■ Extracted data:
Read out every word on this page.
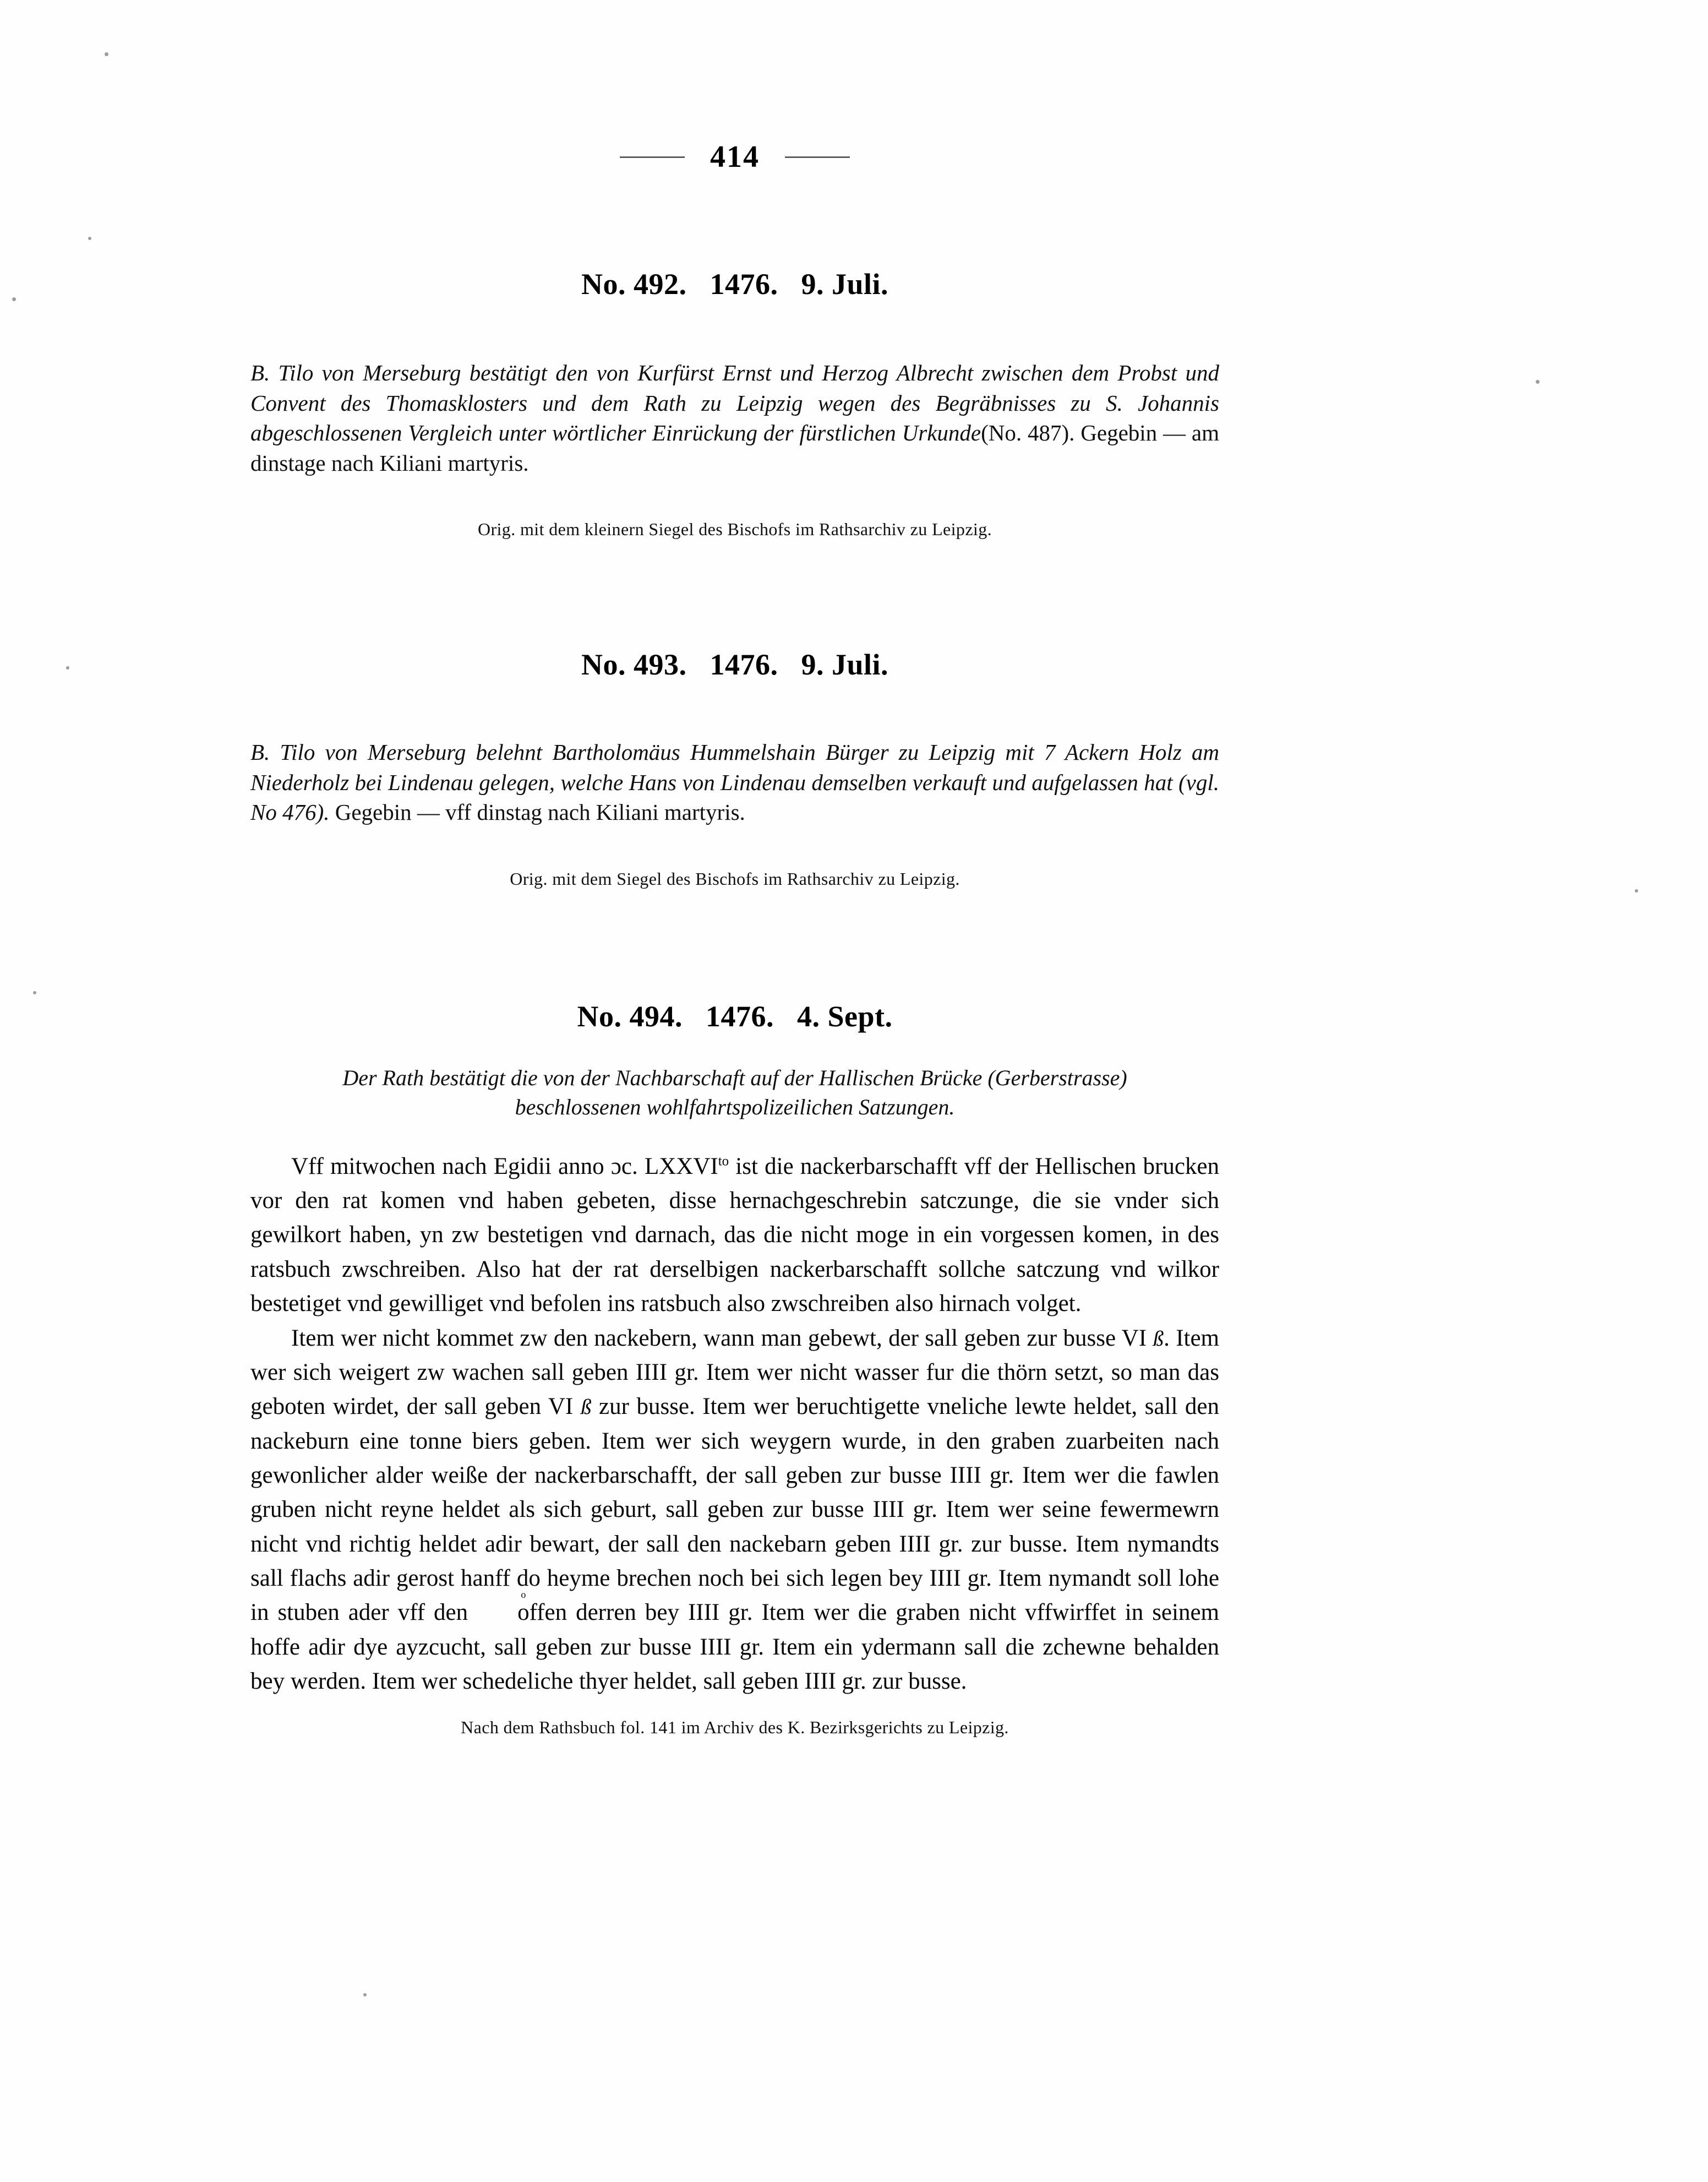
414
No. 492.   1476.   9. Juli.

B. Tilo von Merseburg bestätigt den von Kurfürst Ernst und Herzog Albrecht zwischen dem Probst und Convent des Thomasklosters und dem Rath zu Leipzig wegen des Begräbnisses zu S. Johannis abgeschlossenen Vergleich unter wörtlicher Einrückung der fürstlichen Urkunde(No. 487). Gegebin — am dinstage nach Kiliani martyris.

Orig. mit dem kleinern Siegel des Bischofs im Rathsarchiv zu Leipzig.
No. 493.   1476.   9. Juli.

B. Tilo von Merseburg belehnt Bartholomäus Hummelshain Bürger zu Leipzig mit 7 Ackern Holz am Niederholz bei Lindenau gelegen, welche Hans von Lindenau demselben verkauft und aufgelassen hat (vgl. No 476). Gegebin — vff dinstag nach Kiliani martyris.

Orig. mit dem Siegel des Bischofs im Rathsarchiv zu Leipzig.
No. 494.   1476.   4. Sept.
Der Rath bestätigt die von der Nachbarschaft auf der Hallischen Brücke (Gerberstrasse)
beschlossenen wohlfahrtspolizeilichen Satzungen.

Vff mitwochen nach Egidii anno ɔc. $LXXVI^{to}$ ist die nackerbarschafft vff der Hellischen brucken vor den rat komen vnd haben gebeten, disse hernachgeschrebin satczunge, die sie vnder sich gewilkort haben, yn zw bestetigen vnd darnach, das die nicht moge in ein vorgessen komen, in des ratsbuch zwschreiben. Also hat der rat derselbigen nackerbarschafft sollche satczung vnd wilkor bestetiget vnd gewilliget vnd befolen ins ratsbuch also zwschreiben also hirnach volget.

Item wer nicht kommet zw den nackebern, wann man gebewt, der sall geben zur busse VI ß. Item wer sich weigert zw wachen sall geben IIII gr. Item wer nicht wasser fur die thörn setzt, so man das geboten wirdet, der sall geben VI ß zur busse. Item wer beruchtigette vneliche lewte heldet, sall den nackeburn eine tonne biers geben. Item wer sich weygern wurde, in den graben zuarbeiten nach gewonlicher alder weiße der nackerbarschafft, der sall geben zur busse IIII gr. Item wer die fawlen gruben nicht reyne heldet als sich geburt, sall geben zur busse IIII gr. Item wer seine fewermewrn nicht vnd richtig heldet adir bewart, der sall den nackebarn geben IIII gr. zur busse. Item nymandts sall flachs adir gerost hanff do heyme brechen noch bei sich legen bey IIII gr. Item nymandt soll lohe in stuben ader vff den o offen derren bey IIII gr. Item wer die graben nicht vffwirffet in seinem hoffe adir dye ayzcucht, sall geben zur busse IIII gr. Item ein ydermann sall die zchewne behalden bey werden. Item wer schedeliche thyer heldet, sall geben IIII gr. zur busse.

Nach dem Rathsbuch fol. 141 im Archiv des K. Bezirksgerichts zu Leipzig.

■ Instruction:
Output all of the data exactly as it stands, minus any images.

■ Task answer:
Read out every word on this page.
414
No. 492.   1476.   9. Juli.

B. Tilo von Merseburg bestätigt den von Kurfürst Ernst und Herzog Albrecht zwischen dem Probst und Convent des Thomasklosters und dem Rath zu Leipzig wegen des Begräbnisses zu S. Johannis abgeschlossenen Vergleich unter wörtlicher Einrückung der fürstlichen Urkunde(No. 487). Gegebin — am dinstage nach Kiliani martyris.

Orig. mit dem kleinern Siegel des Bischofs im Rathsarchiv zu Leipzig.
No. 493.   1476.   9. Juli.

B. Tilo von Merseburg belehnt Bartholomäus Hummelshain Bürger zu Leipzig mit 7 Ackern Holz am Niederholz bei Lindenau gelegen, welche Hans von Lindenau demselben verkauft und aufgelassen hat (vgl. No 476). Gegebin — vff dinstag nach Kiliani martyris.

Orig. mit dem Siegel des Bischofs im Rathsarchiv zu Leipzig.
No. 494.   1476.   4. Sept.
Der Rath bestätigt die von der Nachbarschaft auf der Hallischen Brücke (Gerberstrasse)
beschlossenen wohlfahrtspolizeilichen Satzungen.

Vff mitwochen nach Egidii anno ɔc. $LXXVI^{to}$ ist die nackerbarschafft vff der Hellischen brucken vor den rat komen vnd haben gebeten, disse hernachgeschrebin satczunge, die sie vnder sich gewilkort haben, yn zw bestetigen vnd darnach, das die nicht moge in ein vorgessen komen, in des ratsbuch zwschreiben. Also hat der rat derselbigen nackerbarschafft sollche satczung vnd wilkor bestetiget vnd gewilliget vnd befolen ins ratsbuch also zwschreiben also hirnach volget.

Item wer nicht kommet zw den nackebern, wann man gebewt, der sall geben zur busse VI ß. Item wer sich weigert zw wachen sall geben IIII gr. Item wer nicht wasser fur die thörn setzt, so man das geboten wirdet, der sall geben VI ß zur busse. Item wer beruchtigette vneliche lewte heldet, sall den nackeburn eine tonne biers geben. Item wer sich weygern wurde, in den graben zuarbeiten nach gewonlicher alder weiße der nackerbarschafft, der sall geben zur busse IIII gr. Item wer die fawlen gruben nicht reyne heldet als sich geburt, sall geben zur busse IIII gr. Item wer seine fewermewrn nicht vnd richtig heldet adir bewart, der sall den nackebarn geben IIII gr. zur busse. Item nymandts sall flachs adir gerost hanff do heyme brechen noch bei sich legen bey IIII gr. Item nymandt soll lohe in stuben ader vff den o offen derren bey IIII gr. Item wer die graben nicht vffwirffet in seinem hoffe adir dye ayzcucht, sall geben zur busse IIII gr. Item ein ydermann sall die zchewne behalden bey werden. Item wer schedeliche thyer heldet, sall geben IIII gr. zur busse.

Nach dem Rathsbuch fol. 141 im Archiv des K. Bezirksgerichts zu Leipzig.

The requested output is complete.